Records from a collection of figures
__________
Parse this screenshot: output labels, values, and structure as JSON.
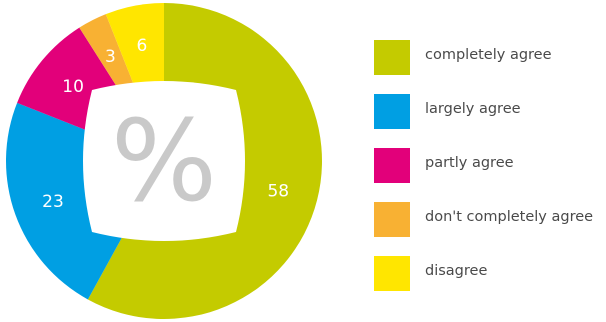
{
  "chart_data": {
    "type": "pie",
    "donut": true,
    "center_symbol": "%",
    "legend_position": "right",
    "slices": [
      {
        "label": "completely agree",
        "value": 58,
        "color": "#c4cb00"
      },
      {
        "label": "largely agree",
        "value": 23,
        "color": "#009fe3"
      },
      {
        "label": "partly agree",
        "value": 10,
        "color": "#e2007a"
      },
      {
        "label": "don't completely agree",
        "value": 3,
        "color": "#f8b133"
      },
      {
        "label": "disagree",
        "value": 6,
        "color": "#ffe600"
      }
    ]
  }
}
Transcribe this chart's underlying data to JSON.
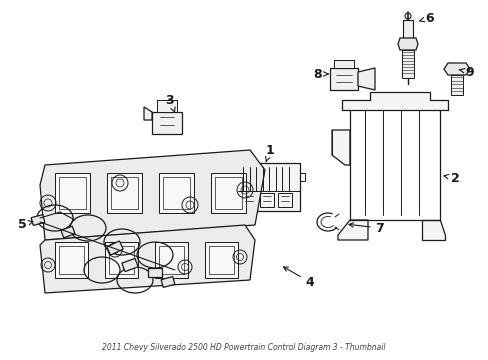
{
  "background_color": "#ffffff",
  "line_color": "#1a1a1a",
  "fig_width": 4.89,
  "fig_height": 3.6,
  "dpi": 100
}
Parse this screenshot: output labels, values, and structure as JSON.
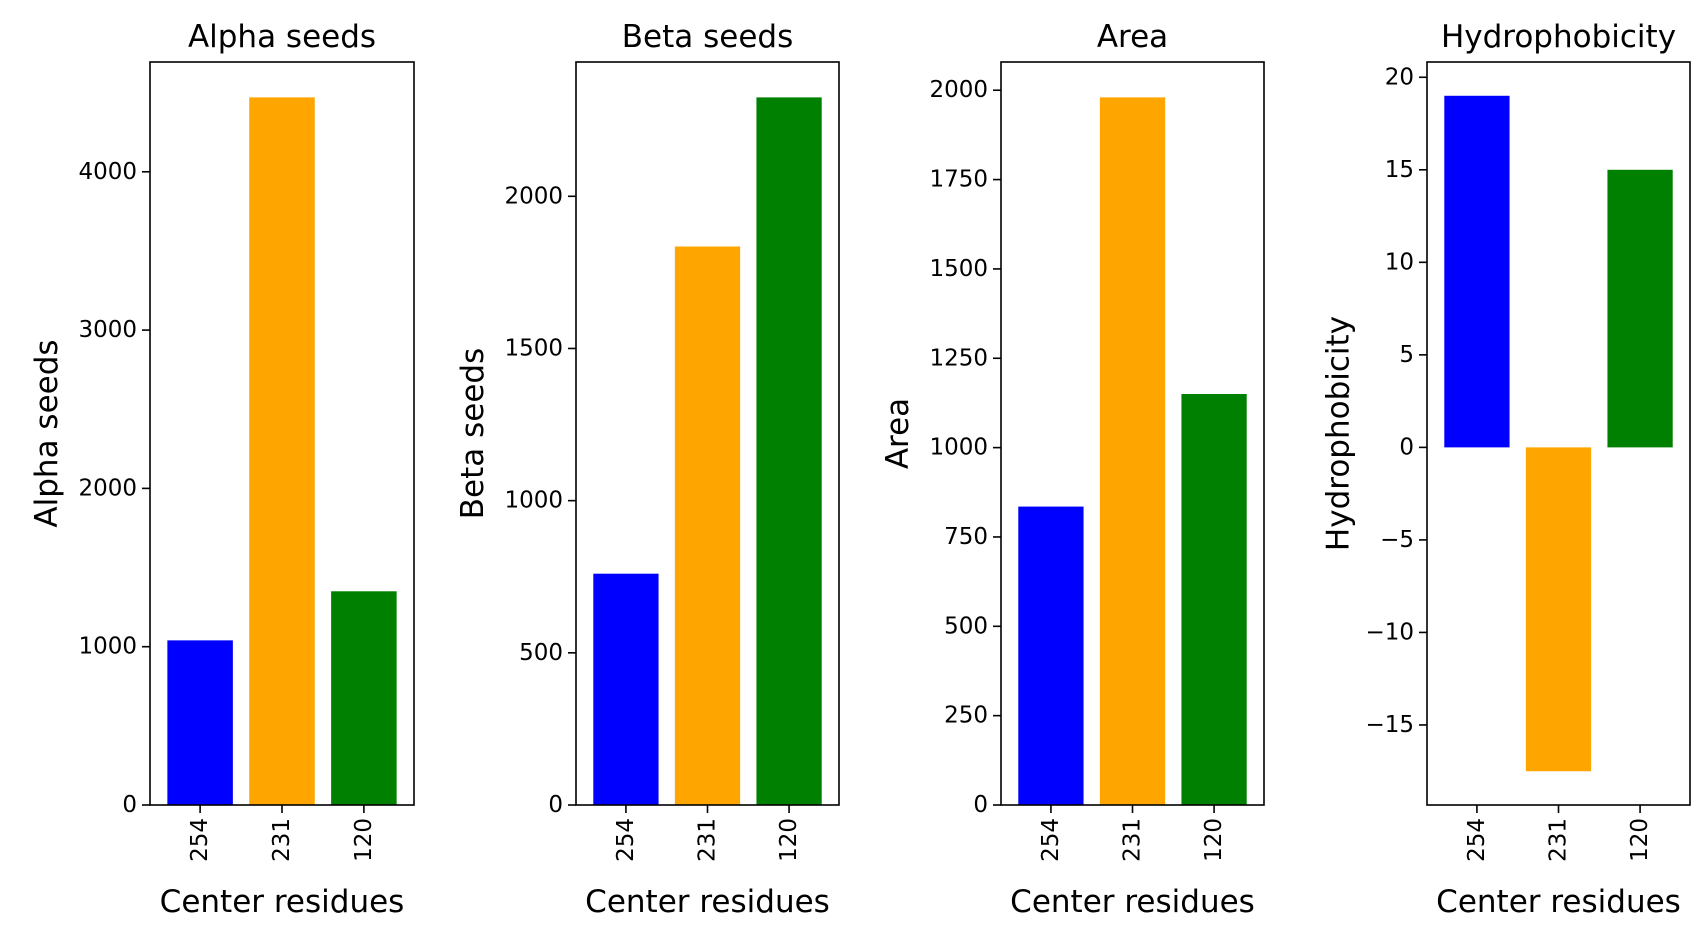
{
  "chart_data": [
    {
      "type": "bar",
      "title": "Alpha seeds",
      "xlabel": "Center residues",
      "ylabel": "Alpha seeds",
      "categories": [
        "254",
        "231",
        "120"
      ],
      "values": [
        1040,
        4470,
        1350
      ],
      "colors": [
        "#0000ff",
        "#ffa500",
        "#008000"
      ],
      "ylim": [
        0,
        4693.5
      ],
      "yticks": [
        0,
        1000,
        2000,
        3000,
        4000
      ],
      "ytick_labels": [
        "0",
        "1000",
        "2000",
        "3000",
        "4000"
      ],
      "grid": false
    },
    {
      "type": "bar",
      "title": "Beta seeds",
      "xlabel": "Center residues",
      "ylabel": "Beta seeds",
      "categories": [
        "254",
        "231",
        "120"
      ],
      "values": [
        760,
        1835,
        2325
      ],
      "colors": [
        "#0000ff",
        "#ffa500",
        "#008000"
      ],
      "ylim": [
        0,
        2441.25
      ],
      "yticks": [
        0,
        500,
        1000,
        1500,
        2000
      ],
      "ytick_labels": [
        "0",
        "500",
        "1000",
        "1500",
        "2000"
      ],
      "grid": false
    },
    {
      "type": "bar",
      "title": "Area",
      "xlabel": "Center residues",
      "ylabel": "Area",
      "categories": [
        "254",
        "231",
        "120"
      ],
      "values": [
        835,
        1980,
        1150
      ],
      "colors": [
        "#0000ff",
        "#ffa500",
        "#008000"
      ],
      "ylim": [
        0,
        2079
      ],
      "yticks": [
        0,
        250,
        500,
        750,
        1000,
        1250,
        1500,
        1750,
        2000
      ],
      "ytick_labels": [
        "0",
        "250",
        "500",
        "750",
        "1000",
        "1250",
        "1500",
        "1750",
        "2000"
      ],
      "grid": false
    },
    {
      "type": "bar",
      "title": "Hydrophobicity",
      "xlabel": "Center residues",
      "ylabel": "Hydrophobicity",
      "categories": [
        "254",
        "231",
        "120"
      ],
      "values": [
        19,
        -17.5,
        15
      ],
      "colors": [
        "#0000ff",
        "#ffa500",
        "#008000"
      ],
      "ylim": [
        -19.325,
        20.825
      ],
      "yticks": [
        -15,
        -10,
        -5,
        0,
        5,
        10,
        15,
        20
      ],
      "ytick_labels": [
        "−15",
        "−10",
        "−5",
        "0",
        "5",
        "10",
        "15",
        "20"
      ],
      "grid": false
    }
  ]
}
__________
WHAT YOU HAVE TO DO: Output an exact copy of the material, with the pictures removed.

RESULT OF THIS EXERCISE:
Parse this screenshot: output labels, values, and structure as JSON.
{
  "chart_data": {
    "type": "pie",
    "donut": true,
    "center_symbol": "%",
    "legend_position": "right",
    "slices": [
      {
        "label": "completely agree",
        "value": 58,
        "color": "#c4cb00"
      },
      {
        "label": "largely agree",
        "value": 23,
        "color": "#009fe3"
      },
      {
        "label": "partly agree",
        "value": 10,
        "color": "#e2007a"
      },
      {
        "label": "don't completely agree",
        "value": 3,
        "color": "#f8b133"
      },
      {
        "label": "disagree",
        "value": 6,
        "color": "#ffe600"
      }
    ]
  }
}
Transcribe this chart's underlying data to JSON.
{
  "background_color": "#ffffff",
  "line_color": "#1a1a1a",
  "fig_width": 4.89,
  "fig_height": 3.6,
  "dpi": 100
}
Parse this screenshot: output labels, values, and structure as JSON.
{
  "chart_data": [
    {
      "type": "bar",
      "title": "Alpha seeds",
      "xlabel": "Center residues",
      "ylabel": "Alpha seeds",
      "categories": [
        "254",
        "231",
        "120"
      ],
      "values": [
        1040,
        4470,
        1350
      ],
      "colors": [
        "#0000ff",
        "#ffa500",
        "#008000"
      ],
      "ylim": [
        0,
        4693.5
      ],
      "yticks": [
        0,
        1000,
        2000,
        3000,
        4000
      ],
      "ytick_labels": [
        "0",
        "1000",
        "2000",
        "3000",
        "4000"
      ],
      "grid": false
    },
    {
      "type": "bar",
      "title": "Beta seeds",
      "xlabel": "Center residues",
      "ylabel": "Beta seeds",
      "categories": [
        "254",
        "231",
        "120"
      ],
      "values": [
        760,
        1835,
        2325
      ],
      "colors": [
        "#0000ff",
        "#ffa500",
        "#008000"
      ],
      "ylim": [
        0,
        2441.25
      ],
      "yticks": [
        0,
        500,
        1000,
        1500,
        2000
      ],
      "ytick_labels": [
        "0",
        "500",
        "1000",
        "1500",
        "2000"
      ],
      "grid": false
    },
    {
      "type": "bar",
      "title": "Area",
      "xlabel": "Center residues",
      "ylabel": "Area",
      "categories": [
        "254",
        "231",
        "120"
      ],
      "values": [
        835,
        1980,
        1150
      ],
      "colors": [
        "#0000ff",
        "#ffa500",
        "#008000"
      ],
      "ylim": [
        0,
        2079
      ],
      "yticks": [
        0,
        250,
        500,
        750,
        1000,
        1250,
        1500,
        1750,
        2000
      ],
      "ytick_labels": [
        "0",
        "250",
        "500",
        "750",
        "1000",
        "1250",
        "1500",
        "1750",
        "2000"
      ],
      "grid": false
    },
    {
      "type": "bar",
      "title": "Hydrophobicity",
      "xlabel": "Center residues",
      "ylabel": "Hydrophobicity",
      "categories": [
        "254",
        "231",
        "120"
      ],
      "values": [
        19,
        -17.5,
        15
      ],
      "colors": [
        "#0000ff",
        "#ffa500",
        "#008000"
      ],
      "ylim": [
        -19.325,
        20.825
      ],
      "yticks": [
        -15,
        -10,
        -5,
        0,
        5,
        10,
        15,
        20
      ],
      "ytick_labels": [
        "−15",
        "−10",
        "−5",
        "0",
        "5",
        "10",
        "15",
        "20"
      ],
      "grid": false
    }
  ]
}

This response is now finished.